> Collected data entries
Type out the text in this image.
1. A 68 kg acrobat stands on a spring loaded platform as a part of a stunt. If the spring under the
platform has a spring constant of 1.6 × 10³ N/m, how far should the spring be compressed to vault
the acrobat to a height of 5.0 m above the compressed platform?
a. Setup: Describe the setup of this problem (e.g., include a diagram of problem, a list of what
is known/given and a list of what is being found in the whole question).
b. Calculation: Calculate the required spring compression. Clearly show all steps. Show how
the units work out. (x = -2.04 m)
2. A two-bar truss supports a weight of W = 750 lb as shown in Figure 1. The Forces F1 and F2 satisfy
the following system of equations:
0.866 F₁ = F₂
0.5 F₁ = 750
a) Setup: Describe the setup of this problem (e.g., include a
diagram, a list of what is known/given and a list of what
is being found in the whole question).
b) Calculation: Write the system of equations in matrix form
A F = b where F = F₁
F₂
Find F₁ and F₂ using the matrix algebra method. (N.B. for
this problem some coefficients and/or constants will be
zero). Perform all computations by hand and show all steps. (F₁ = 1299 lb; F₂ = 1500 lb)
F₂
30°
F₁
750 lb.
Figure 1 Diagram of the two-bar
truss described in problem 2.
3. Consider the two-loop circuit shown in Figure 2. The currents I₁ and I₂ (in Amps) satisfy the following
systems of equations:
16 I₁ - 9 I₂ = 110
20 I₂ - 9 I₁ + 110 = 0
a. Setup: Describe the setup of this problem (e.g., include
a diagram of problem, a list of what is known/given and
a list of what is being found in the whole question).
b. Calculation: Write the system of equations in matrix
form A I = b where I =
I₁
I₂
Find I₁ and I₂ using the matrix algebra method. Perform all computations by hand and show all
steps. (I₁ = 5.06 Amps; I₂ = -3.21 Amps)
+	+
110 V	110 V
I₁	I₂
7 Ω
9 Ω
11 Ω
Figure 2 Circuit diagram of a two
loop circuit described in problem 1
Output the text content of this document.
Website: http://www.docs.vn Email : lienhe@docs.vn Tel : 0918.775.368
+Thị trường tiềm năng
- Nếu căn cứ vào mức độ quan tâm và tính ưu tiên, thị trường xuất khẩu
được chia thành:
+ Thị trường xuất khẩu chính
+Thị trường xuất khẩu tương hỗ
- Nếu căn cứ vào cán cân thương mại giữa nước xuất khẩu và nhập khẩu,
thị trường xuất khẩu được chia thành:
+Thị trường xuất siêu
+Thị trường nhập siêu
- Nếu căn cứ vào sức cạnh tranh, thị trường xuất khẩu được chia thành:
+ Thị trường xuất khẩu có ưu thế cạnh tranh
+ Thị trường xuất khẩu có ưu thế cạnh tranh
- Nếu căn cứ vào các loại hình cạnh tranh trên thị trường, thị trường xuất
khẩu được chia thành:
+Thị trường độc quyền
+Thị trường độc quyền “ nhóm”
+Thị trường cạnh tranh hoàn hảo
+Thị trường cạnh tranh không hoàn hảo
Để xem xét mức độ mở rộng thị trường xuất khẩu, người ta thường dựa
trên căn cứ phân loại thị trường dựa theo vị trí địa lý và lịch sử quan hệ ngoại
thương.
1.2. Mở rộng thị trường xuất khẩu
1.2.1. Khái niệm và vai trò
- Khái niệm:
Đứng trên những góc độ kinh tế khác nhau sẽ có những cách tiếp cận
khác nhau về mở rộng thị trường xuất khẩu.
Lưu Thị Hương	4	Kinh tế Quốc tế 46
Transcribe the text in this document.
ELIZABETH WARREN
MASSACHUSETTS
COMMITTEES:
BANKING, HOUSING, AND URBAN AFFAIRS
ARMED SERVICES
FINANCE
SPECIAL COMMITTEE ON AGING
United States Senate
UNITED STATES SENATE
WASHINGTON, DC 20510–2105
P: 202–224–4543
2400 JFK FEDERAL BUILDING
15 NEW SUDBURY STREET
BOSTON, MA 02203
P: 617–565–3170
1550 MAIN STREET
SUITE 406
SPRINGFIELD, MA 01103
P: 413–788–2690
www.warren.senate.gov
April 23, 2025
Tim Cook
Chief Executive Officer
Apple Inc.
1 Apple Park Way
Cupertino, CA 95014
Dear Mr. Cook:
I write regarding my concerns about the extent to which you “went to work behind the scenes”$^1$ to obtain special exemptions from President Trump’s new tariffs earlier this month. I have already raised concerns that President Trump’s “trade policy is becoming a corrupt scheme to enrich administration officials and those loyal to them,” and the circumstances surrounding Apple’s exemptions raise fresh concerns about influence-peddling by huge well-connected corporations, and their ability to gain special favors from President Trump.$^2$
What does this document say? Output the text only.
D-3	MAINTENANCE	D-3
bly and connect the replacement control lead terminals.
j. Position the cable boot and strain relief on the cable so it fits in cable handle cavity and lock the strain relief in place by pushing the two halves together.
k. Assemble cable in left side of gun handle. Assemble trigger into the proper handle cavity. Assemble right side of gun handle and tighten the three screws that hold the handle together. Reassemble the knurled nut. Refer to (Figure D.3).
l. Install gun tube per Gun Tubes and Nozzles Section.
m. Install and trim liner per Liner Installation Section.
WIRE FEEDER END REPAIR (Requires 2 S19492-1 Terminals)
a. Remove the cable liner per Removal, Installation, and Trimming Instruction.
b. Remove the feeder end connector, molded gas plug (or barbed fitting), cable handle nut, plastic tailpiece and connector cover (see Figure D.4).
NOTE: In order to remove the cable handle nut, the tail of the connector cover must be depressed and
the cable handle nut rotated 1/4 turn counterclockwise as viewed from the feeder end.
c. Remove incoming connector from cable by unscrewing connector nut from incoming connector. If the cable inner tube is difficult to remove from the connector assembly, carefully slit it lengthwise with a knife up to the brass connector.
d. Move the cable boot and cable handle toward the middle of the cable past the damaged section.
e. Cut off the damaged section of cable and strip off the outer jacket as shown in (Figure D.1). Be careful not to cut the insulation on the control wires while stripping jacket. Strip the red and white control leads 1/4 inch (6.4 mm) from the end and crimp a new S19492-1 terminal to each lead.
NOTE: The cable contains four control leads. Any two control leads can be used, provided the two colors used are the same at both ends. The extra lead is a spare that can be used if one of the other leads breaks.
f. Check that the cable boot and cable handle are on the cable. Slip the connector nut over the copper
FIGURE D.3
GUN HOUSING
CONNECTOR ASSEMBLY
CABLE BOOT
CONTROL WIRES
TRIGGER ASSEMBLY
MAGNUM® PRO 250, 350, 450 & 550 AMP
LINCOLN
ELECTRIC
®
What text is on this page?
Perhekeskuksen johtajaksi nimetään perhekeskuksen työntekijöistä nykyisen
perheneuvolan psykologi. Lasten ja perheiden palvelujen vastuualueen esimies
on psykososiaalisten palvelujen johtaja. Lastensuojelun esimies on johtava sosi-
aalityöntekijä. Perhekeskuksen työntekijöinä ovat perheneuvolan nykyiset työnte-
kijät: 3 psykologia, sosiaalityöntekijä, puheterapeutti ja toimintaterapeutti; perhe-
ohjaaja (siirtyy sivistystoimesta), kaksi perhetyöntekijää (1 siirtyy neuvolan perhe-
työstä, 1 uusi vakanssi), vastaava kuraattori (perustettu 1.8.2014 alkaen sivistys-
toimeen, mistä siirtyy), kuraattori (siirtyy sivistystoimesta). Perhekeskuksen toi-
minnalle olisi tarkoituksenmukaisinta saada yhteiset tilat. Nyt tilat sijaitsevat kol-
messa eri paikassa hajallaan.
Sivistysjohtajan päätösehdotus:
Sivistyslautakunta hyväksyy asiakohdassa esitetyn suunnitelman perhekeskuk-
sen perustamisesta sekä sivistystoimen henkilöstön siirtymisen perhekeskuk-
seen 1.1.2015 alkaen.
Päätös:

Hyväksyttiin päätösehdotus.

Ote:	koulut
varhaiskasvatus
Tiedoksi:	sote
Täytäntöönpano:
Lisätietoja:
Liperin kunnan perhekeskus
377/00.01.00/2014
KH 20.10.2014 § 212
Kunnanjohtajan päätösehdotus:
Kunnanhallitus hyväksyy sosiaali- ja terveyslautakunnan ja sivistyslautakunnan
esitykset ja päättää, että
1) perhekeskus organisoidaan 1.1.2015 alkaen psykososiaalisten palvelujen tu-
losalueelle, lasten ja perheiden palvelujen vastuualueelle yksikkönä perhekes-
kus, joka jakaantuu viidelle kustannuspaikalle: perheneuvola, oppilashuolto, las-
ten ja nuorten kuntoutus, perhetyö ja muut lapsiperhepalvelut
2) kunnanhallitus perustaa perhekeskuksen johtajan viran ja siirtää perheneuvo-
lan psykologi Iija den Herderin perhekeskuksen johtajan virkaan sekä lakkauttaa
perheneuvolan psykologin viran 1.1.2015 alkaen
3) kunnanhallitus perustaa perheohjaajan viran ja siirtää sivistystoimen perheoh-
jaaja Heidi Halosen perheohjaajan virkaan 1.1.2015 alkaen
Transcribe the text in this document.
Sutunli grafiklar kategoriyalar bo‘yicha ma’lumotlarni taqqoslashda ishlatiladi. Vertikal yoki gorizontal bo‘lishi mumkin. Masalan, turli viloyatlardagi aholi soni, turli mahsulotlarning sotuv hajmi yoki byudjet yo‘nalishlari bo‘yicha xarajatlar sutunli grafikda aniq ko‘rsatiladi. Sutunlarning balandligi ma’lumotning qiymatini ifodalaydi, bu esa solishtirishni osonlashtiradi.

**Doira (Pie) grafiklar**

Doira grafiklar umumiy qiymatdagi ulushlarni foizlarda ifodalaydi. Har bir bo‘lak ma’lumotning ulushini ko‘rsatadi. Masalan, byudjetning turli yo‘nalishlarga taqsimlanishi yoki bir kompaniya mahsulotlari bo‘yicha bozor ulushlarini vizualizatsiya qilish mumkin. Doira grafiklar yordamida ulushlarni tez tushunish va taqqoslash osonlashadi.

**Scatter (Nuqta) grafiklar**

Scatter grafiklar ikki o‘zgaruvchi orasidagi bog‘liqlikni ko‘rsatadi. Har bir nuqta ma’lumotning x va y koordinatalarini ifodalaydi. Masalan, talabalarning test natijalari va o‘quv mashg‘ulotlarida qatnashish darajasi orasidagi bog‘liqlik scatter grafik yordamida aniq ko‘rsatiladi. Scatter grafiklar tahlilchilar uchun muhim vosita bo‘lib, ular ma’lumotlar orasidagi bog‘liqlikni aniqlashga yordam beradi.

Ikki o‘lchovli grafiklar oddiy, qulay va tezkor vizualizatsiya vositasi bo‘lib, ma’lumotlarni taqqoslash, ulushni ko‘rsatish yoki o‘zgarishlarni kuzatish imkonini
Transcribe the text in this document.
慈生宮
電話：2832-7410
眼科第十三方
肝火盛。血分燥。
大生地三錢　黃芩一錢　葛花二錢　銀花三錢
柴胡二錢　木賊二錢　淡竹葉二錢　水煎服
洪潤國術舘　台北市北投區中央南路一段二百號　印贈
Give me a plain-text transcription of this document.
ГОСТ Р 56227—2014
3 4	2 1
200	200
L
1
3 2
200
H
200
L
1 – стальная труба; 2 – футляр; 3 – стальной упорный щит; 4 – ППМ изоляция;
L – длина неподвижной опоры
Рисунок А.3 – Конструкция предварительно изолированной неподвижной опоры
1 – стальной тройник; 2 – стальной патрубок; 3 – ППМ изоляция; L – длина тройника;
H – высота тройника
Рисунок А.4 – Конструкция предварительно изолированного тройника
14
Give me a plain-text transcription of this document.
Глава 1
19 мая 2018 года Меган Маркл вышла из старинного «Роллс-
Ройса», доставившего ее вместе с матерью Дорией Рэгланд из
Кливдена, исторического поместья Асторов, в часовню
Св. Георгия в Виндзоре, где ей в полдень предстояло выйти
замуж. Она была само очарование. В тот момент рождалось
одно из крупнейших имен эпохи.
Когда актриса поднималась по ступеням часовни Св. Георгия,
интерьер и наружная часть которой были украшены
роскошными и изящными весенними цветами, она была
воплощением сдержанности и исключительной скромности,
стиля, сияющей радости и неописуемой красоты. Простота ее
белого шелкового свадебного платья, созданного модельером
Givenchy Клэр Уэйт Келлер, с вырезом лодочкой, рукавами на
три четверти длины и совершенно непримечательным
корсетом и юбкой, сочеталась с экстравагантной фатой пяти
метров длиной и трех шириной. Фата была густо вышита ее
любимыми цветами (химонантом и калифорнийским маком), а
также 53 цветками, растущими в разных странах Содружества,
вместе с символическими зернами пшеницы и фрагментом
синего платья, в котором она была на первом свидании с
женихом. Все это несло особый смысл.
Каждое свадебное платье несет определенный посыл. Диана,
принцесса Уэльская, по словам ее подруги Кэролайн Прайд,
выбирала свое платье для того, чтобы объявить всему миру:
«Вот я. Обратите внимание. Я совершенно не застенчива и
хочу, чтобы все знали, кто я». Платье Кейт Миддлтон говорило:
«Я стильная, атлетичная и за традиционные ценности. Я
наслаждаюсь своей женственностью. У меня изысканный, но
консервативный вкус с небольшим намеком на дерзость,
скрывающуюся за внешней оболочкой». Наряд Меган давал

> What you have to do
Which lines above hold the word "siirtää"? Copy each of them.

> The result
2) kunnanhallitus perustaa perhekeskuksen johtajan viran ja siirtää perheneuvo-
3) kunnanhallitus perustaa perheohjaajan viran ja siirtää sivistystoimen perheoh-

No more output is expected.